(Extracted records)
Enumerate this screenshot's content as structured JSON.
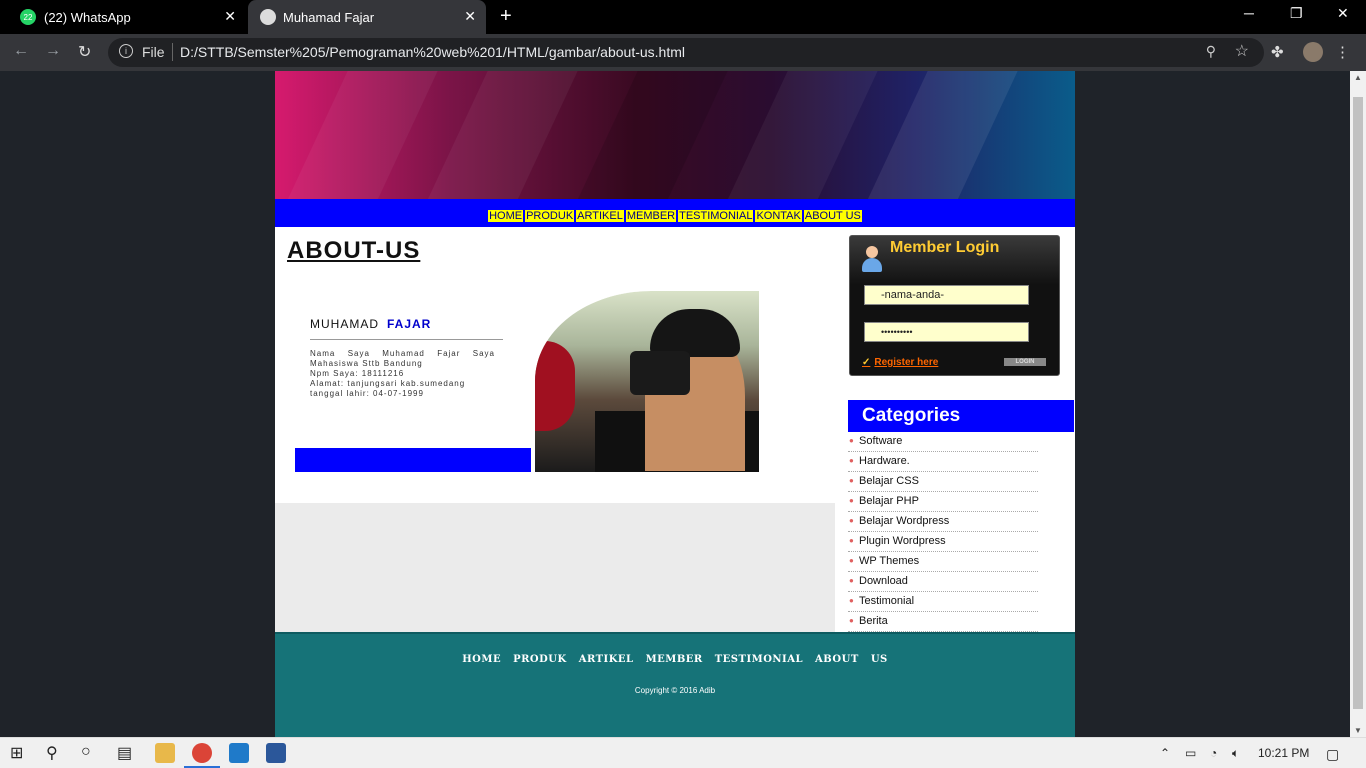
{
  "browser": {
    "tabs": [
      {
        "title": "(22) WhatsApp",
        "badge": "22",
        "icon": "whatsapp-icon"
      },
      {
        "title": "Muhamad Fajar",
        "icon": "globe-icon"
      }
    ],
    "url_scheme": "File",
    "url": "D:/STTB/Semster%205/Pemograman%20web%201/HTML/gambar/about-us.html"
  },
  "site": {
    "nav": [
      "HOME",
      "PRODUK",
      "ARTIKEL",
      "MEMBER",
      "TESTIMONIAL",
      "KONTAK",
      "ABOUT US"
    ],
    "page_title": "ABOUT-US",
    "profile": {
      "first_name": "MUHAMAD",
      "last_name": "FAJAR",
      "bio_line1": "Nama Saya Muhamad Fajar Saya Mahasiswa Sttb Bandung",
      "bio_line2": "Npm Saya: 18111216",
      "bio_line3": "Alamat: tanjungsari kab.sumedang",
      "bio_line4": "tanggal lahir: 04-07-1999"
    },
    "login": {
      "title": "Member Login",
      "username_value": "-nama-anda-",
      "password_value": "••••••••••",
      "register_label": "Register here",
      "button_label": "LOGIN"
    },
    "categories": {
      "title": "Categories",
      "items": [
        "Software",
        "Hardware.",
        "Belajar CSS",
        "Belajar PHP",
        "Belajar Wordpress",
        "Plugin Wordpress",
        "WP Themes",
        "Download",
        "Testimonial",
        "Berita"
      ]
    },
    "footer": {
      "nav": [
        "HOME",
        "PRODUK",
        "ARTIKEL",
        "MEMBER",
        "TESTIMONIAL",
        "ABOUT",
        "US"
      ],
      "copyright": "Copyright © 2016 Adib"
    }
  },
  "taskbar": {
    "clock": "10:21 PM"
  }
}
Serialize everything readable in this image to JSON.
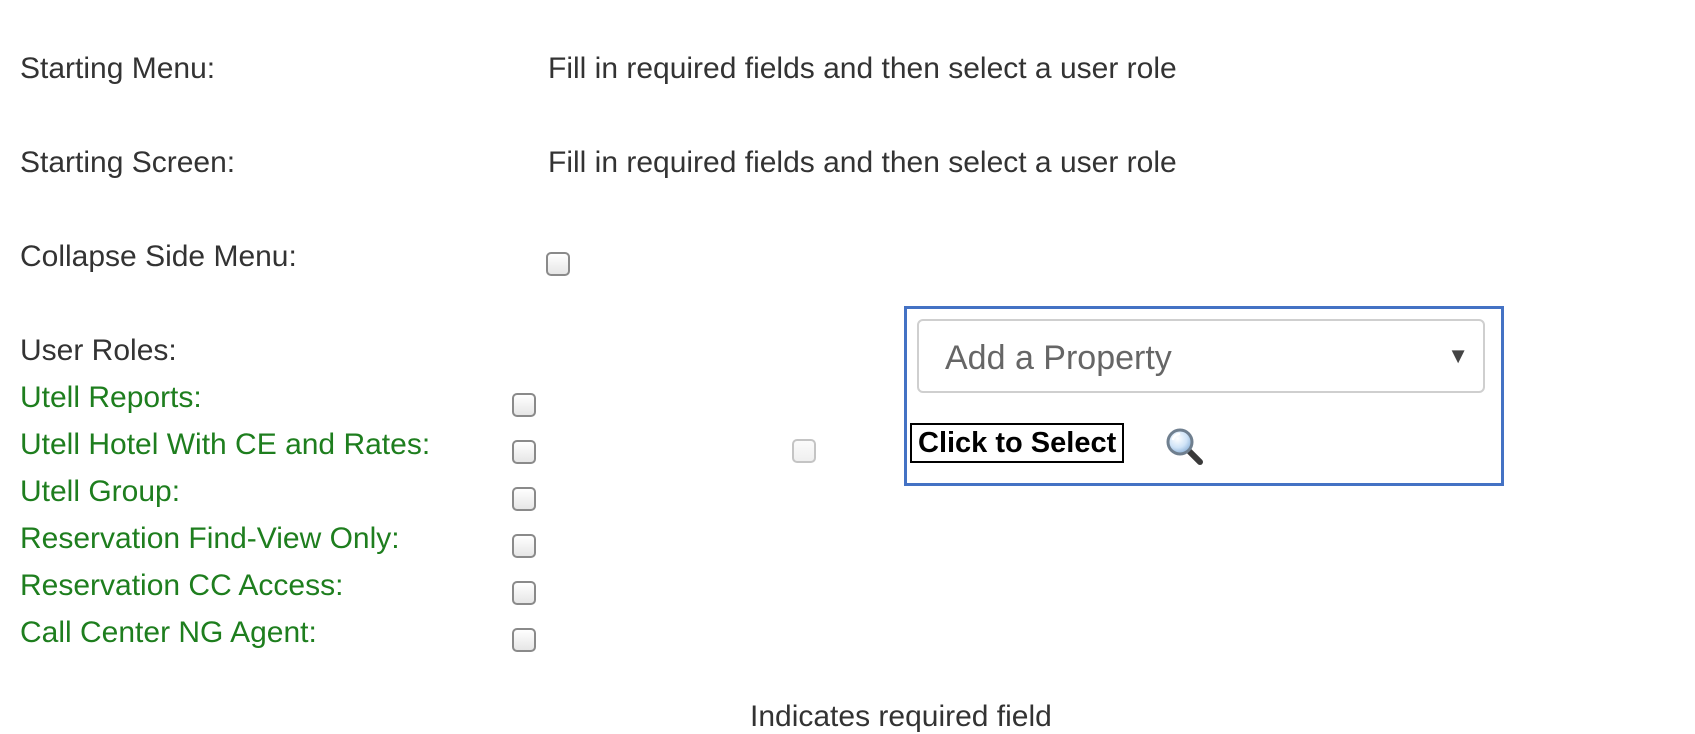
{
  "settings": {
    "starting_menu_label": "Starting Menu:",
    "starting_menu_value": "Fill in required fields and then select a user role",
    "starting_screen_label": "Starting Screen:",
    "starting_screen_value": "Fill in required fields and then select a user role",
    "collapse_side_menu_label": "Collapse Side Menu:"
  },
  "user_roles": {
    "heading": "User Roles:",
    "roles": [
      {
        "label": "Utell Reports:"
      },
      {
        "label": "Utell Hotel With CE and Rates:"
      },
      {
        "label": "Utell Group:"
      },
      {
        "label": "Reservation Find-View Only:"
      },
      {
        "label": "Reservation CC Access:"
      },
      {
        "label": "Call Center NG Agent:"
      }
    ]
  },
  "property_picker": {
    "select_placeholder": "Add a Property",
    "click_to_select_label": "Click to Select",
    "icon": "magnifier-icon",
    "border_color": "#4472c4"
  },
  "footer": {
    "partial_text": "Indicates required field"
  },
  "colors": {
    "role_label": "#1e7e1e",
    "text": "#333333"
  }
}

• [Set task]: Transcribe every entry word for word, but omit the pictures.

• [Exercise answer]:
Enumerate this screenshot's content as structured JSON.
{
  "browser": {
    "tabs": [
      {
        "title": "(22) WhatsApp",
        "badge": "22",
        "icon": "whatsapp-icon"
      },
      {
        "title": "Muhamad Fajar",
        "icon": "globe-icon"
      }
    ],
    "url_scheme": "File",
    "url": "D:/STTB/Semster%205/Pemograman%20web%201/HTML/gambar/about-us.html"
  },
  "site": {
    "nav": [
      "HOME",
      "PRODUK",
      "ARTIKEL",
      "MEMBER",
      "TESTIMONIAL",
      "KONTAK",
      "ABOUT US"
    ],
    "page_title": "ABOUT-US",
    "profile": {
      "first_name": "MUHAMAD",
      "last_name": "FAJAR",
      "bio_line1": "Nama Saya Muhamad Fajar Saya Mahasiswa Sttb Bandung",
      "bio_line2": "Npm Saya: 18111216",
      "bio_line3": "Alamat: tanjungsari kab.sumedang",
      "bio_line4": "tanggal lahir: 04-07-1999"
    },
    "login": {
      "title": "Member Login",
      "username_value": "-nama-anda-",
      "password_value": "••••••••••",
      "register_label": "Register here",
      "button_label": "LOGIN"
    },
    "categories": {
      "title": "Categories",
      "items": [
        "Software",
        "Hardware.",
        "Belajar CSS",
        "Belajar PHP",
        "Belajar Wordpress",
        "Plugin Wordpress",
        "WP Themes",
        "Download",
        "Testimonial",
        "Berita"
      ]
    },
    "footer": {
      "nav": [
        "HOME",
        "PRODUK",
        "ARTIKEL",
        "MEMBER",
        "TESTIMONIAL",
        "ABOUT",
        "US"
      ],
      "copyright": "Copyright © 2016 Adib"
    }
  },
  "taskbar": {
    "clock": "10:21 PM"
  }
}
Serialize everything readable in this image to JSON.
{
  "settings": {
    "starting_menu_label": "Starting Menu:",
    "starting_menu_value": "Fill in required fields and then select a user role",
    "starting_screen_label": "Starting Screen:",
    "starting_screen_value": "Fill in required fields and then select a user role",
    "collapse_side_menu_label": "Collapse Side Menu:"
  },
  "user_roles": {
    "heading": "User Roles:",
    "roles": [
      {
        "label": "Utell Reports:"
      },
      {
        "label": "Utell Hotel With CE and Rates:"
      },
      {
        "label": "Utell Group:"
      },
      {
        "label": "Reservation Find-View Only:"
      },
      {
        "label": "Reservation CC Access:"
      },
      {
        "label": "Call Center NG Agent:"
      }
    ]
  },
  "property_picker": {
    "select_placeholder": "Add a Property",
    "click_to_select_label": "Click to Select",
    "icon": "magnifier-icon",
    "border_color": "#4472c4"
  },
  "footer": {
    "partial_text": "Indicates required field"
  },
  "colors": {
    "role_label": "#1e7e1e",
    "text": "#333333"
  }
}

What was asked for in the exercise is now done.